> THE EXERCISE: Find each line in the material that contains the string "text" and copy those lines, matching case exactly.

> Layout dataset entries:
----------------
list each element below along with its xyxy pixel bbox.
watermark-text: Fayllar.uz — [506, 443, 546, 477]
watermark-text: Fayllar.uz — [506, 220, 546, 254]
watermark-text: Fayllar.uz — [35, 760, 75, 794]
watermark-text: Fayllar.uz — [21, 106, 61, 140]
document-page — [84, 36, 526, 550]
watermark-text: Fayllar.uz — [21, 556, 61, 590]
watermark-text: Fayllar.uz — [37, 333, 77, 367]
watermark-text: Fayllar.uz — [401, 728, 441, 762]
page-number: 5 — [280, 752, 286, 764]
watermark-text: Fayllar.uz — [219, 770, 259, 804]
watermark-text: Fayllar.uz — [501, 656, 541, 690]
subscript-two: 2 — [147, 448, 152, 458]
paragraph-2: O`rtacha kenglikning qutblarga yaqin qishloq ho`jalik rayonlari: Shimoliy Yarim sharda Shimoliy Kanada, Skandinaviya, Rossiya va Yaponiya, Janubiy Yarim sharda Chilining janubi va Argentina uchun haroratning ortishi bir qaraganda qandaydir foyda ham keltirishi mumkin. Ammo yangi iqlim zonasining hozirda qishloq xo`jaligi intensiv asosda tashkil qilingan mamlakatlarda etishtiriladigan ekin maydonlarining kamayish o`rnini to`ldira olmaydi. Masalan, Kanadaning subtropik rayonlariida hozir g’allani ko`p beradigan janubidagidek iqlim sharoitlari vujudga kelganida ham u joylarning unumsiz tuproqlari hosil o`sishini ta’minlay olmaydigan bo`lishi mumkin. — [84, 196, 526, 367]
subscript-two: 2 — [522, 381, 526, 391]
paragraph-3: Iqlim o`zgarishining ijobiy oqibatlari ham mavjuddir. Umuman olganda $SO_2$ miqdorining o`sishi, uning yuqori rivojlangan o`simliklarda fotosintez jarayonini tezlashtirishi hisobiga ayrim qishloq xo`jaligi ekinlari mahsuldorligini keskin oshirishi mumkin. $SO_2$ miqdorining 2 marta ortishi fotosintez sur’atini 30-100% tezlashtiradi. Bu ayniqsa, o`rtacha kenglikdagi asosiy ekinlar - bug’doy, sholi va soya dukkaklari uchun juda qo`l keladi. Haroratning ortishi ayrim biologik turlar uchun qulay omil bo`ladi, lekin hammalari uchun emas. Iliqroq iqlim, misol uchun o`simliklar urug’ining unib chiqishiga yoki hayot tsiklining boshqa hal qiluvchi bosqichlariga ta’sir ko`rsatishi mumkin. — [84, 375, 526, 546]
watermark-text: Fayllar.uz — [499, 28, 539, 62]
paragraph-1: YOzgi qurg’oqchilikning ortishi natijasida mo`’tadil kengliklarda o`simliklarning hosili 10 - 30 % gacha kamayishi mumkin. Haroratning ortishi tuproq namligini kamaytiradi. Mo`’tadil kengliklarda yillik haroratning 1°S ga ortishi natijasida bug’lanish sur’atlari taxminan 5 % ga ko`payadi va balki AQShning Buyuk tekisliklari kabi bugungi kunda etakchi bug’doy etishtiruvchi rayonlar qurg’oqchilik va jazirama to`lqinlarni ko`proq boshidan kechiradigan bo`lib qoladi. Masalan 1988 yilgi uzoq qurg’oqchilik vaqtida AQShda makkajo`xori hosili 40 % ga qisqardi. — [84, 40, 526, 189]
----------------
> ANSWER TO THE TASK:
watermark-text: Fayllar.uz — [506, 443, 546, 477]
watermark-text: Fayllar.uz — [506, 220, 546, 254]
watermark-text: Fayllar.uz — [35, 760, 75, 794]
watermark-text: Fayllar.uz — [21, 106, 61, 140]
watermark-text: Fayllar.uz — [21, 556, 61, 590]
watermark-text: Fayllar.uz — [37, 333, 77, 367]
watermark-text: Fayllar.uz — [401, 728, 441, 762]
watermark-text: Fayllar.uz — [219, 770, 259, 804]
watermark-text: Fayllar.uz — [501, 656, 541, 690]
watermark-text: Fayllar.uz — [499, 28, 539, 62]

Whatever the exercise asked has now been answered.